- _WORK TO COMPLETE_: Every line containing the word "static" needs to be found and copied.

--- Start of STORED ROWS ---

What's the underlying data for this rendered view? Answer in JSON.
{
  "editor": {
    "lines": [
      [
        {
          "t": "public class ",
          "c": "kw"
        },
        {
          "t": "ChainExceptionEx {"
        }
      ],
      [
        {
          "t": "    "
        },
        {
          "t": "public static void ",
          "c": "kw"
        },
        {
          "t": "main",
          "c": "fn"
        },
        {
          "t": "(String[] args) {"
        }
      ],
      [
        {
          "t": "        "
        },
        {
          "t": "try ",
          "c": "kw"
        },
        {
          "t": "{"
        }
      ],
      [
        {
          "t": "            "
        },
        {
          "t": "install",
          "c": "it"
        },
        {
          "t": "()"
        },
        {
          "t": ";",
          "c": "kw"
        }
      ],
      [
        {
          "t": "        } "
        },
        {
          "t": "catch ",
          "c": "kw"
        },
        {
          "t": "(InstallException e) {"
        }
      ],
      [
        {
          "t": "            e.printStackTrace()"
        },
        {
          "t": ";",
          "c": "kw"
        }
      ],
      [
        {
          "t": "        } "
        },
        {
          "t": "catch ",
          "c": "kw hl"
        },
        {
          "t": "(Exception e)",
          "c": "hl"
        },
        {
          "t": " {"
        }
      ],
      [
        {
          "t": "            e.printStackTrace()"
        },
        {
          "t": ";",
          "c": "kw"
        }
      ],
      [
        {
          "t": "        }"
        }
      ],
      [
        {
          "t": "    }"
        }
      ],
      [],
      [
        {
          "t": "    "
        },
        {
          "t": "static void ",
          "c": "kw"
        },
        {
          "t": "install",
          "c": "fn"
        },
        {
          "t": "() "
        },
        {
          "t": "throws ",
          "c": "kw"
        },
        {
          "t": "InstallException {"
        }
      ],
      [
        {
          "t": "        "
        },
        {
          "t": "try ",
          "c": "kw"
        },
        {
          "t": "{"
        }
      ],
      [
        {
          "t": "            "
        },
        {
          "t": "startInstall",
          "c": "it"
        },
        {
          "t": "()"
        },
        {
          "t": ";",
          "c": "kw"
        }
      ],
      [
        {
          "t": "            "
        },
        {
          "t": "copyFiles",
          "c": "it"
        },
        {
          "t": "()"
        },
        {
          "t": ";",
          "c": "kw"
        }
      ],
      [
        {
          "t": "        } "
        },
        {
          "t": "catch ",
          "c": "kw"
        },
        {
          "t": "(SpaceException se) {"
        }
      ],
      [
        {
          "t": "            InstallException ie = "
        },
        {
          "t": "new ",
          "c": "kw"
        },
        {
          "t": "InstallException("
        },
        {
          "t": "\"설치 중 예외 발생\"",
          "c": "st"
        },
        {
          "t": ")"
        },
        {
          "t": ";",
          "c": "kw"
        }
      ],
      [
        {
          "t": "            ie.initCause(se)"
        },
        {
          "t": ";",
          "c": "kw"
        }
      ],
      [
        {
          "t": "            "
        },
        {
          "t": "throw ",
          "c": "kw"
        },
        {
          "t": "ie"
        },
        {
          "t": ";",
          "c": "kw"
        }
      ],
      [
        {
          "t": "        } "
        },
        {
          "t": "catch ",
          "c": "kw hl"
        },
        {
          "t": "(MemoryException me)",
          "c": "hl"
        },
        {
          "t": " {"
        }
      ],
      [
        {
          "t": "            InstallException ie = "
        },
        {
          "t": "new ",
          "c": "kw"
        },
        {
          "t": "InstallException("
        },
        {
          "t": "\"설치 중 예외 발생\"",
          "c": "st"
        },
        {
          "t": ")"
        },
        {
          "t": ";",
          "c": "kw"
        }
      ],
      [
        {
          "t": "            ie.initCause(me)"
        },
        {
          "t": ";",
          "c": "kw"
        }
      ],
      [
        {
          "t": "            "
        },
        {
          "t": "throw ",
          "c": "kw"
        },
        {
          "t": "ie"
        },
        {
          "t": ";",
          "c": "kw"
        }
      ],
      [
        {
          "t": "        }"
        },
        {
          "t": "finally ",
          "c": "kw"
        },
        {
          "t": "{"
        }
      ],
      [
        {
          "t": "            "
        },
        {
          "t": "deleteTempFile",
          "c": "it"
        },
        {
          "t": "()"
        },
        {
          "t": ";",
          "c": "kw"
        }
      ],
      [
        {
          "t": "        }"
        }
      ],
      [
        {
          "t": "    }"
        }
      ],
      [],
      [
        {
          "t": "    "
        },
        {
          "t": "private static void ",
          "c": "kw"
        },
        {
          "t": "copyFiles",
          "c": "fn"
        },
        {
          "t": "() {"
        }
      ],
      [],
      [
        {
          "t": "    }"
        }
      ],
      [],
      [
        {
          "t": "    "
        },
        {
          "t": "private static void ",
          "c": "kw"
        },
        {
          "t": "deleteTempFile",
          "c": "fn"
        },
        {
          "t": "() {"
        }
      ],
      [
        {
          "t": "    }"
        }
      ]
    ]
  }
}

--- End of STORED ROWS ---

- _SOLUTION TO THE EXERCISE_:
          "t": "public static void ",
          "t": "static void ",
          "t": "private static void ",
          "t": "private static void ",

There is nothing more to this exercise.